__AIM__: Return the complete listing that follows, with each line reproduced exactly.
START EXTRACTED INFORMATION
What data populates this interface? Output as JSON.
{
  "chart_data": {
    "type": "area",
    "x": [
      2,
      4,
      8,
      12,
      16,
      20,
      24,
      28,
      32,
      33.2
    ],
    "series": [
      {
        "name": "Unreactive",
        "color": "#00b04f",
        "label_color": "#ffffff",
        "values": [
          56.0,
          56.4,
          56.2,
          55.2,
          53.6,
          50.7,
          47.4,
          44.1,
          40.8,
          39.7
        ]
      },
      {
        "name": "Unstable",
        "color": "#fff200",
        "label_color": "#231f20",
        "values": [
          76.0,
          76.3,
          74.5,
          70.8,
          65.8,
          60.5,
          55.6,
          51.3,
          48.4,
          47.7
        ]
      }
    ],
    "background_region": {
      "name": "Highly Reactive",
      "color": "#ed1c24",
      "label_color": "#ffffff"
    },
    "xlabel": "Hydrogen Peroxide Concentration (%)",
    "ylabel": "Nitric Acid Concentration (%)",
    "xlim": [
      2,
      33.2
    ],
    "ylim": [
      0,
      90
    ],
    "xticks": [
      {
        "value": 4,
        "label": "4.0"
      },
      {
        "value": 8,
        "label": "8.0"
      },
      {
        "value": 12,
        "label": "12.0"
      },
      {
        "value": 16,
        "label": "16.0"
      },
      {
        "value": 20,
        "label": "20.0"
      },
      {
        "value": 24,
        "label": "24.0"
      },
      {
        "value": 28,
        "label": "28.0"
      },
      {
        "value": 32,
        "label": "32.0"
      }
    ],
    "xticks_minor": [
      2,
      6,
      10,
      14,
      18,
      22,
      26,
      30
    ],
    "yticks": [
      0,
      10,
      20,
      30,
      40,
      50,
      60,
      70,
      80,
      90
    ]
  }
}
END EXTRACTED INFORMATION
__THE REPLY__:
What data populates this interface? Output as JSON.
{
  "chart_data": {
    "type": "area",
    "x": [
      2,
      4,
      8,
      12,
      16,
      20,
      24,
      28,
      32,
      33.2
    ],
    "series": [
      {
        "name": "Unreactive",
        "color": "#00b04f",
        "label_color": "#ffffff",
        "values": [
          56.0,
          56.4,
          56.2,
          55.2,
          53.6,
          50.7,
          47.4,
          44.1,
          40.8,
          39.7
        ]
      },
      {
        "name": "Unstable",
        "color": "#fff200",
        "label_color": "#231f20",
        "values": [
          76.0,
          76.3,
          74.5,
          70.8,
          65.8,
          60.5,
          55.6,
          51.3,
          48.4,
          47.7
        ]
      }
    ],
    "background_region": {
      "name": "Highly Reactive",
      "color": "#ed1c24",
      "label_color": "#ffffff"
    },
    "xlabel": "Hydrogen Peroxide Concentration (%)",
    "ylabel": "Nitric Acid Concentration (%)",
    "xlim": [
      2,
      33.2
    ],
    "ylim": [
      0,
      90
    ],
    "xticks": [
      {
        "value": 4,
        "label": "4.0"
      },
      {
        "value": 8,
        "label": "8.0"
      },
      {
        "value": 12,
        "label": "12.0"
      },
      {
        "value": 16,
        "label": "16.0"
      },
      {
        "value": 20,
        "label": "20.0"
      },
      {
        "value": 24,
        "label": "24.0"
      },
      {
        "value": 28,
        "label": "28.0"
      },
      {
        "value": 32,
        "label": "32.0"
      }
    ],
    "xticks_minor": [
      2,
      6,
      10,
      14,
      18,
      22,
      26,
      30
    ],
    "yticks": [
      0,
      10,
      20,
      30,
      40,
      50,
      60,
      70,
      80,
      90
    ]
  }
}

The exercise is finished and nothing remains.